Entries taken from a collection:
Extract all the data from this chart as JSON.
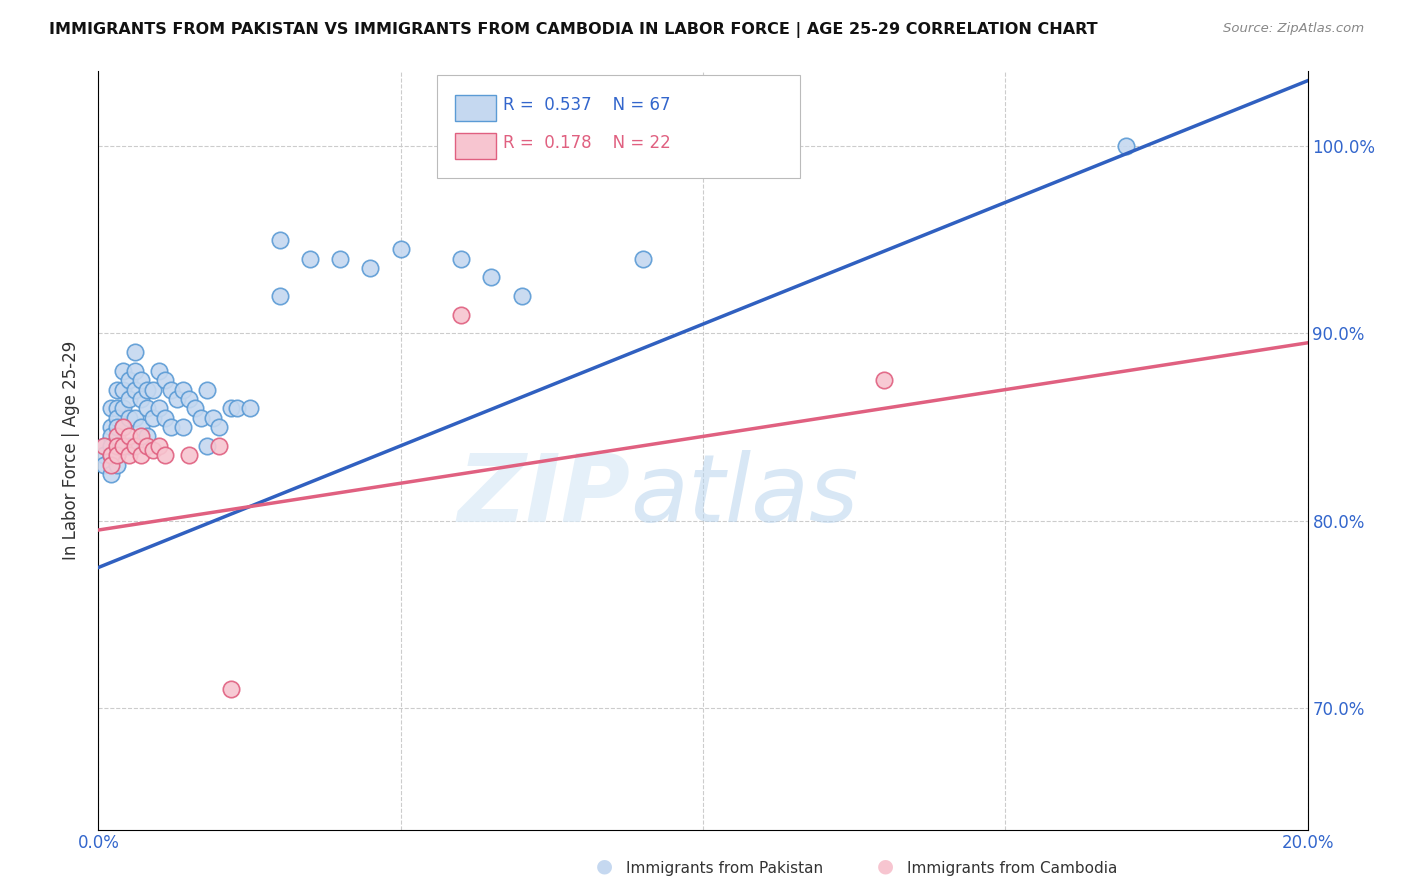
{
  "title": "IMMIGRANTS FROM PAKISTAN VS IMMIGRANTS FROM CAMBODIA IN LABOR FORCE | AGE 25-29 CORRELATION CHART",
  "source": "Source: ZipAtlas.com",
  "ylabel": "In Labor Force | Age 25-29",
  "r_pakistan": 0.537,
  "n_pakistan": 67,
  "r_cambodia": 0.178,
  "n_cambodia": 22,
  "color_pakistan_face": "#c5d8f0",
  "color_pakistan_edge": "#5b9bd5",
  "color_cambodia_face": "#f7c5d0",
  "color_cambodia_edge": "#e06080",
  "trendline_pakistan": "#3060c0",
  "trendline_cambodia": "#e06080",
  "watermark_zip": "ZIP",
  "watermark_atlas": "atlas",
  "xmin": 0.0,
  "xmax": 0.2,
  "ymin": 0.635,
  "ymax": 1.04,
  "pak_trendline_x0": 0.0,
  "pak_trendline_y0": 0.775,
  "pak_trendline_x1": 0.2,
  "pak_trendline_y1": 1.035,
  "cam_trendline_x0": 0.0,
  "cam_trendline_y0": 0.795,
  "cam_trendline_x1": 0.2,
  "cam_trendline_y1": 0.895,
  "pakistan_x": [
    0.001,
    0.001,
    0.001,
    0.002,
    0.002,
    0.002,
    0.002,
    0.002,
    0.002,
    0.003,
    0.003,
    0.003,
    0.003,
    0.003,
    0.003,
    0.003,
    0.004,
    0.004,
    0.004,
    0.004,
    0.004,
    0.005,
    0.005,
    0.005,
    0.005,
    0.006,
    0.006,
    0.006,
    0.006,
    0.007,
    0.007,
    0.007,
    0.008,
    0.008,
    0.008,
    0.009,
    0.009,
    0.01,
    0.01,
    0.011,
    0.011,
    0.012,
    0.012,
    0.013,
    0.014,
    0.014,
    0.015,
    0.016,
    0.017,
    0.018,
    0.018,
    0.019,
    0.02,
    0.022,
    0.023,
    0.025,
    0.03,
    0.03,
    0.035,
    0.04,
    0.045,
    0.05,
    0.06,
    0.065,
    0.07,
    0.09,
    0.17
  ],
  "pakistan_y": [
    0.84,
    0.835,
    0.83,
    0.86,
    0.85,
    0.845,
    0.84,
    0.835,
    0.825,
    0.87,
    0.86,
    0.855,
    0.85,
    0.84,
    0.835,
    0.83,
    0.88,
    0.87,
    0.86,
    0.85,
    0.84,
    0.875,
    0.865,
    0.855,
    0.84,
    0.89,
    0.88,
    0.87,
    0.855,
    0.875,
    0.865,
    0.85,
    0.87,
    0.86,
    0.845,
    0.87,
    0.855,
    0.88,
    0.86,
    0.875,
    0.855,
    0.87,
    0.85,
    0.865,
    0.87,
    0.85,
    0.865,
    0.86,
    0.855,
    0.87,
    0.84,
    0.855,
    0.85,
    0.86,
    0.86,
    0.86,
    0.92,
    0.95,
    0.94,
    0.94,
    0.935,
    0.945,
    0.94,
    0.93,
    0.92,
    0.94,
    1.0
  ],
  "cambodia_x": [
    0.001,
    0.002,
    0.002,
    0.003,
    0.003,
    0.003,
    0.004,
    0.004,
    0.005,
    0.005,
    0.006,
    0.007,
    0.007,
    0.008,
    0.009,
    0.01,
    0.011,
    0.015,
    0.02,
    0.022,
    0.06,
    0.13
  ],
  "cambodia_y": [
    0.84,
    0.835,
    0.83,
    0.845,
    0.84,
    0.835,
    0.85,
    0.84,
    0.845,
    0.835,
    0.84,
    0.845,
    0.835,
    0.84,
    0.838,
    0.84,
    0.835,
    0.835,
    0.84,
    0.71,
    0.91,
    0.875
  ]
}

---

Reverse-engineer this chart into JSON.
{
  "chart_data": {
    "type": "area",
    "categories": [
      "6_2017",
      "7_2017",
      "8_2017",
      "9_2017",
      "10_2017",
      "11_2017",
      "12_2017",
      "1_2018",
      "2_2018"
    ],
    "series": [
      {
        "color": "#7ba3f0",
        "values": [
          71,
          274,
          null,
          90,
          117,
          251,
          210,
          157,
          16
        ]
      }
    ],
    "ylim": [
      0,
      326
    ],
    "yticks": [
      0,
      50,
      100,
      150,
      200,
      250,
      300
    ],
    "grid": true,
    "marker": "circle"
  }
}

What you will do: Pull out all lines of the data with the string "JSON".

Response to the task:
Extract all the data from this chart as JSON.
Reverse-engineer this chart into JSON.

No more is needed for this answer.